__Requirements__.
Word for word, set down the records and skip each picture.

--

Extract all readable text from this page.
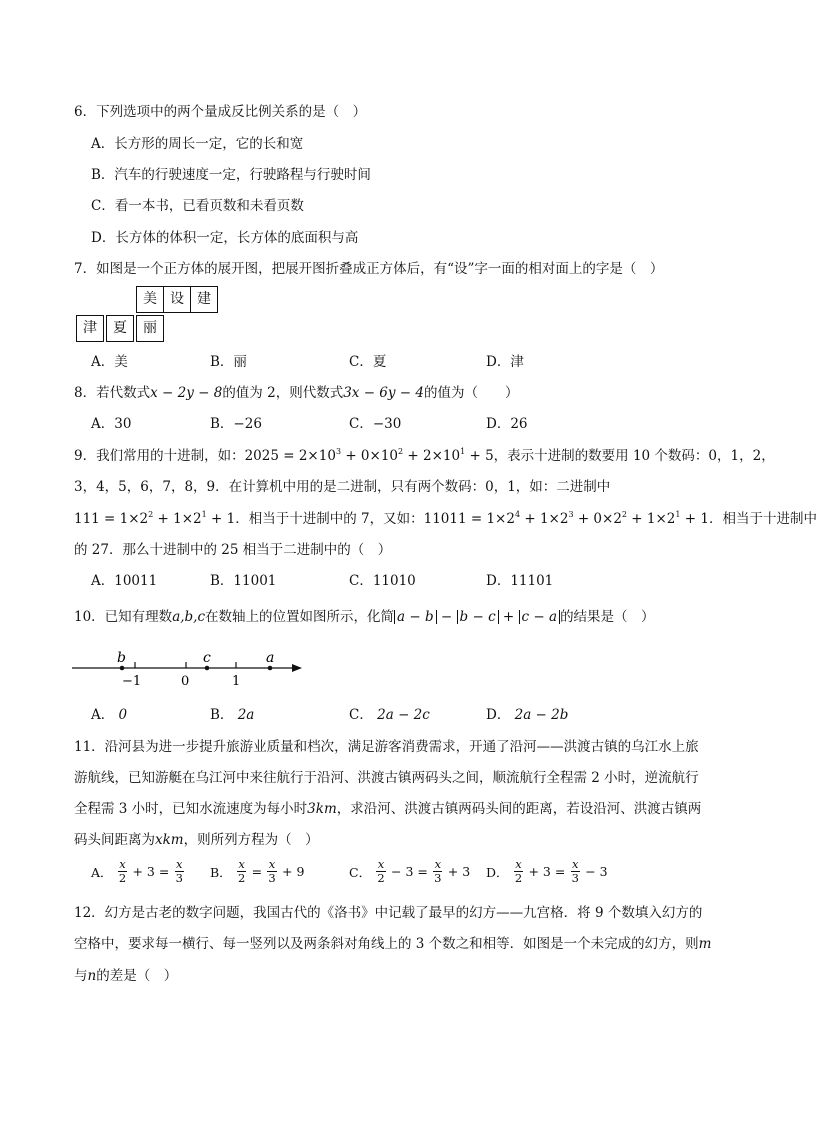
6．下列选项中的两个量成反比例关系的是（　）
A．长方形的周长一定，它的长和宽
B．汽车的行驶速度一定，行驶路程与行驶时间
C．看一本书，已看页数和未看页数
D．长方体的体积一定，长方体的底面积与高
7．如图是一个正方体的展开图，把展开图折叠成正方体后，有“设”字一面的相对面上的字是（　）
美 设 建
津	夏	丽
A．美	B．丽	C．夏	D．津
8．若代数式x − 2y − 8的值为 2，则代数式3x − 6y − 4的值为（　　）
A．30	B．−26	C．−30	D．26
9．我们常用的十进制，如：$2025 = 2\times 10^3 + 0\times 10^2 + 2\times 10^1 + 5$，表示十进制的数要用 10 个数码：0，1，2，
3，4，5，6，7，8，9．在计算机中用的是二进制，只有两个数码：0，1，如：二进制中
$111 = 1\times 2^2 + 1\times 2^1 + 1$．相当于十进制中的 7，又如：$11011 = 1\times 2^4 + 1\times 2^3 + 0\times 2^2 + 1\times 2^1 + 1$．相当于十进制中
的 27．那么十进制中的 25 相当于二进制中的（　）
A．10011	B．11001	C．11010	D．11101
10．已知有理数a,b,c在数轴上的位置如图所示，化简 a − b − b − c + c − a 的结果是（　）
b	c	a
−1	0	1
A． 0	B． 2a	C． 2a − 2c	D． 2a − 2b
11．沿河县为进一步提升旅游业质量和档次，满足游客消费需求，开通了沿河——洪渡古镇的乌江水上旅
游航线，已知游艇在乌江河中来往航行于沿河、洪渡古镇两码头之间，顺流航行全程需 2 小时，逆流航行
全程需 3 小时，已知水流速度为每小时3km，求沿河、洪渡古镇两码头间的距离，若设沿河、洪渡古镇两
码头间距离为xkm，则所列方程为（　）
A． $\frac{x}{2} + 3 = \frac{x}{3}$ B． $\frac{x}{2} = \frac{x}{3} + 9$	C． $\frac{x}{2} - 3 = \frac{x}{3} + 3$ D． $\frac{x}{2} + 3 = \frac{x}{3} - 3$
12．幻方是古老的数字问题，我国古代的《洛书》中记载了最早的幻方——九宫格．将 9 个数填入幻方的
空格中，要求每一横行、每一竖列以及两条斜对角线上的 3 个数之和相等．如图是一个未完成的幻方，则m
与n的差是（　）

--

__Complete answer__.
Extract all readable text from this page.
6．下列选项中的两个量成反比例关系的是（　）
A．长方形的周长一定，它的长和宽
B．汽车的行驶速度一定，行驶路程与行驶时间
C．看一本书，已看页数和未看页数
D．长方体的体积一定，长方体的底面积与高
7．如图是一个正方体的展开图，把展开图折叠成正方体后，有“设”字一面的相对面上的字是（　）
美 设 建
津	夏	丽
A．美	B．丽	C．夏	D．津
8．若代数式x − 2y − 8的值为 2，则代数式3x − 6y − 4的值为（　　）
A．30	B．−26	C．−30	D．26
9．我们常用的十进制，如：$2025 = 2\times 10^3 + 0\times 10^2 + 2\times 10^1 + 5$，表示十进制的数要用 10 个数码：0，1，2，
3，4，5，6，7，8，9．在计算机中用的是二进制，只有两个数码：0，1，如：二进制中
$111 = 1\times 2^2 + 1\times 2^1 + 1$．相当于十进制中的 7，又如：$11011 = 1\times 2^4 + 1\times 2^3 + 0\times 2^2 + 1\times 2^1 + 1$．相当于十进制中
的 27．那么十进制中的 25 相当于二进制中的（　）
A．10011	B．11001	C．11010	D．11101
10．已知有理数a,b,c在数轴上的位置如图所示，化简 a − b − b − c + c − a 的结果是（　）
b	c	a
−1	0	1
A． 0	B． 2a	C． 2a − 2c	D． 2a − 2b
11．沿河县为进一步提升旅游业质量和档次，满足游客消费需求，开通了沿河——洪渡古镇的乌江水上旅
游航线，已知游艇在乌江河中来往航行于沿河、洪渡古镇两码头之间，顺流航行全程需 2 小时，逆流航行
全程需 3 小时，已知水流速度为每小时3km，求沿河、洪渡古镇两码头间的距离，若设沿河、洪渡古镇两
码头间距离为xkm，则所列方程为（　）
A． $\frac{x}{2} + 3 = \frac{x}{3}$ B． $\frac{x}{2} = \frac{x}{3} + 9$	C． $\frac{x}{2} - 3 = \frac{x}{3} + 3$ D． $\frac{x}{2} + 3 = \frac{x}{3} - 3$
12．幻方是古老的数字问题，我国古代的《洛书》中记载了最早的幻方——九宫格．将 9 个数填入幻方的
空格中，要求每一横行、每一竖列以及两条斜对角线上的 3 个数之和相等．如图是一个未完成的幻方，则m
与n的差是（　）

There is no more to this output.